Print every record below exactly as written.
---- ENTRIES SUPPLIED
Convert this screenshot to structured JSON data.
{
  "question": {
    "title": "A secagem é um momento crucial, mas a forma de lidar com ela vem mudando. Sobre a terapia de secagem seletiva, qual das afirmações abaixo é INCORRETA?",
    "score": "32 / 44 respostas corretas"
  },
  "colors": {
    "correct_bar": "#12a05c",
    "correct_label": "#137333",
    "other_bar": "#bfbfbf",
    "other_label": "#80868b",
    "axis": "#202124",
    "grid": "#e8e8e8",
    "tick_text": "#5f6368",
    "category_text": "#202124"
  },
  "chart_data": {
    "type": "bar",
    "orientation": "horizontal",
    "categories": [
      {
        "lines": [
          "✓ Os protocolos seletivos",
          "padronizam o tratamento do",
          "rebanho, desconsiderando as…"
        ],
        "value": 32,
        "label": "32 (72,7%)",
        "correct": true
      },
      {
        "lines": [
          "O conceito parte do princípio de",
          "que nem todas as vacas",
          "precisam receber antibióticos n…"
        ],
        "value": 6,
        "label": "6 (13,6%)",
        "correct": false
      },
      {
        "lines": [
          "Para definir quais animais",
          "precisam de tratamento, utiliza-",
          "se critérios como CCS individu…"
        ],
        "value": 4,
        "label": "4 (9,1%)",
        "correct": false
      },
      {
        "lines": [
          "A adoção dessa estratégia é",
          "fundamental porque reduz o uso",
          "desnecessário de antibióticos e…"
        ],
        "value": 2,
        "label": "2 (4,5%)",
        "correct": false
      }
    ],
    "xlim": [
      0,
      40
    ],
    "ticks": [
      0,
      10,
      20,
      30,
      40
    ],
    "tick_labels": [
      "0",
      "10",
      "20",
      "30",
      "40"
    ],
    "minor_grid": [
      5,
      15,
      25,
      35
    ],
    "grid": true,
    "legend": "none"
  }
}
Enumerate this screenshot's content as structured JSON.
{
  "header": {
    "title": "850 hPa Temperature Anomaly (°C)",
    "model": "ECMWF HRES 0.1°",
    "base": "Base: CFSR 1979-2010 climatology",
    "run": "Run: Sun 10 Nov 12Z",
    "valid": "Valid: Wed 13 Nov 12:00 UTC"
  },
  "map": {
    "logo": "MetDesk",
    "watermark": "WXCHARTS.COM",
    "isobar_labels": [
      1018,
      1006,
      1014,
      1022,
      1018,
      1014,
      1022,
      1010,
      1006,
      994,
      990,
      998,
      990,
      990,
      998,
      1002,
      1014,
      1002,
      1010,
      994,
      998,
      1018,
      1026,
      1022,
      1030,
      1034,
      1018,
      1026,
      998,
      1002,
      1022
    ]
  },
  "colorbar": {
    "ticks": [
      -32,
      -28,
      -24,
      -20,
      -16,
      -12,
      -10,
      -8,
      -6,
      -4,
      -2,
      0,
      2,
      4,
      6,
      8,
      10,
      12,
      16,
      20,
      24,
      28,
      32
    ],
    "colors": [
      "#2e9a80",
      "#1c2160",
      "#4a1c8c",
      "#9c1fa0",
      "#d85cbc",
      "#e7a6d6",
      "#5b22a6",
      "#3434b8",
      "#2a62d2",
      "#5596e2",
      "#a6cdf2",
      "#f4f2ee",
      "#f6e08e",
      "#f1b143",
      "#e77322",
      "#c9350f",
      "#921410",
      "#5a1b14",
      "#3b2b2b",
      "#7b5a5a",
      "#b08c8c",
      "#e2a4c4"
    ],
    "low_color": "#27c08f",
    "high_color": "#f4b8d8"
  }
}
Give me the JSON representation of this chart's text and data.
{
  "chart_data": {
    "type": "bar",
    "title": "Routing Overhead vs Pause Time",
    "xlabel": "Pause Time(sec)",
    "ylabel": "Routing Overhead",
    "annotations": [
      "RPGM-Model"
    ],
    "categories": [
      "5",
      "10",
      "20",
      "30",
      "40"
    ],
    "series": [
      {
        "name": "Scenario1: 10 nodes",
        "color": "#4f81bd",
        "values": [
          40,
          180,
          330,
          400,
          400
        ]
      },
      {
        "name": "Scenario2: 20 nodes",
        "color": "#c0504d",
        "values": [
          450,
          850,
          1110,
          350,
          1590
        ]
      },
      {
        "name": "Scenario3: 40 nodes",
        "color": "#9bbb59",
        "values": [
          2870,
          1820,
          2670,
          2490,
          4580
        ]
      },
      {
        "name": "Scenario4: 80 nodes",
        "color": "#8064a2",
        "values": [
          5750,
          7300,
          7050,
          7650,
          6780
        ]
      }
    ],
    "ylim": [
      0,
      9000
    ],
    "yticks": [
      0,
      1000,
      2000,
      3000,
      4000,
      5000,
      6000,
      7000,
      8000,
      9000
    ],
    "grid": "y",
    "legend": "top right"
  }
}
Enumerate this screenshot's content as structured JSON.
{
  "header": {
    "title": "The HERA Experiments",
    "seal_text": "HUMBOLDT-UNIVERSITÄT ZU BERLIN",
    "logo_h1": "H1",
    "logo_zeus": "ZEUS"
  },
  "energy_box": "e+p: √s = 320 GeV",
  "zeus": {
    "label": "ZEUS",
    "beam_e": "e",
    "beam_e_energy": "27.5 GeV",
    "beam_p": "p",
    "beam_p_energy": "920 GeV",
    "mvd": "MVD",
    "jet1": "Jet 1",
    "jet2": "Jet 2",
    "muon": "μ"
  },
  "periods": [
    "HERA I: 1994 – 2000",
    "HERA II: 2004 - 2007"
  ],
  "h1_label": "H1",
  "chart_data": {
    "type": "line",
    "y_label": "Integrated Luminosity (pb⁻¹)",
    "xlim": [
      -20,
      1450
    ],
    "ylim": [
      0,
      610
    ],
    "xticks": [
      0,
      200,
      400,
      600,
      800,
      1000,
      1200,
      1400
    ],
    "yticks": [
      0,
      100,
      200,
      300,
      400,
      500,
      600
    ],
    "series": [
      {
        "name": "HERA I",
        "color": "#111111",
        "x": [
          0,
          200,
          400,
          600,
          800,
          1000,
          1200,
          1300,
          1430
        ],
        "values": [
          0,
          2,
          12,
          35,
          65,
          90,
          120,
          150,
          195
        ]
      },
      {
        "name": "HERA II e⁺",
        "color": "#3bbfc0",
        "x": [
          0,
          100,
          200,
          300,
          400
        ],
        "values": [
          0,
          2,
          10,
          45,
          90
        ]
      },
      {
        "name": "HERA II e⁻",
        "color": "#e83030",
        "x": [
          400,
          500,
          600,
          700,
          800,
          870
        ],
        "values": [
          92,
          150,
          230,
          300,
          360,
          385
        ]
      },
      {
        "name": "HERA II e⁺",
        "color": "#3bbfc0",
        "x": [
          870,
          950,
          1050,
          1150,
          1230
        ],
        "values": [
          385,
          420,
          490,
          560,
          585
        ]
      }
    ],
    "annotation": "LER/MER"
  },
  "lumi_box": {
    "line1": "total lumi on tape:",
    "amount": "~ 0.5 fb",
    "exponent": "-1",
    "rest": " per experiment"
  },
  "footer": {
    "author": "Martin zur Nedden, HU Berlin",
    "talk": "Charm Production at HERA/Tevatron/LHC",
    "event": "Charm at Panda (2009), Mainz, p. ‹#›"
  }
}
--------
COMPLETED EXERCISE:
Convert this screenshot to structured JSON data.
{
  "question": {
    "title": "A secagem é um momento crucial, mas a forma de lidar com ela vem mudando. Sobre a terapia de secagem seletiva, qual das afirmações abaixo é INCORRETA?",
    "score": "32 / 44 respostas corretas"
  },
  "colors": {
    "correct_bar": "#12a05c",
    "correct_label": "#137333",
    "other_bar": "#bfbfbf",
    "other_label": "#80868b",
    "axis": "#202124",
    "grid": "#e8e8e8",
    "tick_text": "#5f6368",
    "category_text": "#202124"
  },
  "chart_data": {
    "type": "bar",
    "orientation": "horizontal",
    "categories": [
      {
        "lines": [
          "✓ Os protocolos seletivos",
          "padronizam o tratamento do",
          "rebanho, desconsiderando as…"
        ],
        "value": 32,
        "label": "32 (72,7%)",
        "correct": true
      },
      {
        "lines": [
          "O conceito parte do princípio de",
          "que nem todas as vacas",
          "precisam receber antibióticos n…"
        ],
        "value": 6,
        "label": "6 (13,6%)",
        "correct": false
      },
      {
        "lines": [
          "Para definir quais animais",
          "precisam de tratamento, utiliza-",
          "se critérios como CCS individu…"
        ],
        "value": 4,
        "label": "4 (9,1%)",
        "correct": false
      },
      {
        "lines": [
          "A adoção dessa estratégia é",
          "fundamental porque reduz o uso",
          "desnecessário de antibióticos e…"
        ],
        "value": 2,
        "label": "2 (4,5%)",
        "correct": false
      }
    ],
    "xlim": [
      0,
      40
    ],
    "ticks": [
      0,
      10,
      20,
      30,
      40
    ],
    "tick_labels": [
      "0",
      "10",
      "20",
      "30",
      "40"
    ],
    "minor_grid": [
      5,
      15,
      25,
      35
    ],
    "grid": true,
    "legend": "none"
  }
}
Enumerate this screenshot's content as structured JSON.
{
  "header": {
    "title": "850 hPa Temperature Anomaly (°C)",
    "model": "ECMWF HRES 0.1°",
    "base": "Base: CFSR 1979-2010 climatology",
    "run": "Run: Sun 10 Nov 12Z",
    "valid": "Valid: Wed 13 Nov 12:00 UTC"
  },
  "map": {
    "logo": "MetDesk",
    "watermark": "WXCHARTS.COM",
    "isobar_labels": [
      1018,
      1006,
      1014,
      1022,
      1018,
      1014,
      1022,
      1010,
      1006,
      994,
      990,
      998,
      990,
      990,
      998,
      1002,
      1014,
      1002,
      1010,
      994,
      998,
      1018,
      1026,
      1022,
      1030,
      1034,
      1018,
      1026,
      998,
      1002,
      1022
    ]
  },
  "colorbar": {
    "ticks": [
      -32,
      -28,
      -24,
      -20,
      -16,
      -12,
      -10,
      -8,
      -6,
      -4,
      -2,
      0,
      2,
      4,
      6,
      8,
      10,
      12,
      16,
      20,
      24,
      28,
      32
    ],
    "colors": [
      "#2e9a80",
      "#1c2160",
      "#4a1c8c",
      "#9c1fa0",
      "#d85cbc",
      "#e7a6d6",
      "#5b22a6",
      "#3434b8",
      "#2a62d2",
      "#5596e2",
      "#a6cdf2",
      "#f4f2ee",
      "#f6e08e",
      "#f1b143",
      "#e77322",
      "#c9350f",
      "#921410",
      "#5a1b14",
      "#3b2b2b",
      "#7b5a5a",
      "#b08c8c",
      "#e2a4c4"
    ],
    "low_color": "#27c08f",
    "high_color": "#f4b8d8"
  }
}
Give me the JSON representation of this chart's text and data.
{
  "chart_data": {
    "type": "bar",
    "title": "Routing Overhead vs Pause Time",
    "xlabel": "Pause Time(sec)",
    "ylabel": "Routing Overhead",
    "annotations": [
      "RPGM-Model"
    ],
    "categories": [
      "5",
      "10",
      "20",
      "30",
      "40"
    ],
    "series": [
      {
        "name": "Scenario1: 10 nodes",
        "color": "#4f81bd",
        "values": [
          40,
          180,
          330,
          400,
          400
        ]
      },
      {
        "name": "Scenario2: 20 nodes",
        "color": "#c0504d",
        "values": [
          450,
          850,
          1110,
          350,
          1590
        ]
      },
      {
        "name": "Scenario3: 40 nodes",
        "color": "#9bbb59",
        "values": [
          2870,
          1820,
          2670,
          2490,
          4580
        ]
      },
      {
        "name": "Scenario4: 80 nodes",
        "color": "#8064a2",
        "values": [
          5750,
          7300,
          7050,
          7650,
          6780
        ]
      }
    ],
    "ylim": [
      0,
      9000
    ],
    "yticks": [
      0,
      1000,
      2000,
      3000,
      4000,
      5000,
      6000,
      7000,
      8000,
      9000
    ],
    "grid": "y",
    "legend": "top right"
  }
}
Enumerate this screenshot's content as structured JSON.
{
  "header": {
    "title": "The HERA Experiments",
    "seal_text": "HUMBOLDT-UNIVERSITÄT ZU BERLIN",
    "logo_h1": "H1",
    "logo_zeus": "ZEUS"
  },
  "energy_box": "e+p: √s = 320 GeV",
  "zeus": {
    "label": "ZEUS",
    "beam_e": "e",
    "beam_e_energy": "27.5 GeV",
    "beam_p": "p",
    "beam_p_energy": "920 GeV",
    "mvd": "MVD",
    "jet1": "Jet 1",
    "jet2": "Jet 2",
    "muon": "μ"
  },
  "periods": [
    "HERA I: 1994 – 2000",
    "HERA II: 2004 - 2007"
  ],
  "h1_label": "H1",
  "chart_data": {
    "type": "line",
    "y_label": "Integrated Luminosity (pb⁻¹)",
    "xlim": [
      -20,
      1450
    ],
    "ylim": [
      0,
      610
    ],
    "xticks": [
      0,
      200,
      400,
      600,
      800,
      1000,
      1200,
      1400
    ],
    "yticks": [
      0,
      100,
      200,
      300,
      400,
      500,
      600
    ],
    "series": [
      {
        "name": "HERA I",
        "color": "#111111",
        "x": [
          0,
          200,
          400,
          600,
          800,
          1000,
          1200,
          1300,
          1430
        ],
        "values": [
          0,
          2,
          12,
          35,
          65,
          90,
          120,
          150,
          195
        ]
      },
      {
        "name": "HERA II e⁺",
        "color": "#3bbfc0",
        "x": [
          0,
          100,
          200,
          300,
          400
        ],
        "values": [
          0,
          2,
          10,
          45,
          90
        ]
      },
      {
        "name": "HERA II e⁻",
        "color": "#e83030",
        "x": [
          400,
          500,
          600,
          700,
          800,
          870
        ],
        "values": [
          92,
          150,
          230,
          300,
          360,
          385
        ]
      },
      {
        "name": "HERA II e⁺",
        "color": "#3bbfc0",
        "x": [
          870,
          950,
          1050,
          1150,
          1230
        ],
        "values": [
          385,
          420,
          490,
          560,
          585
        ]
      }
    ],
    "annotation": "LER/MER"
  },
  "lumi_box": {
    "line1": "total lumi on tape:",
    "amount": "~ 0.5 fb",
    "exponent": "-1",
    "rest": " per experiment"
  },
  "footer": {
    "author": "Martin zur Nedden, HU Berlin",
    "talk": "Charm Production at HERA/Tevatron/LHC",
    "event": "Charm at Panda (2009), Mainz, p. ‹#›"
  }
}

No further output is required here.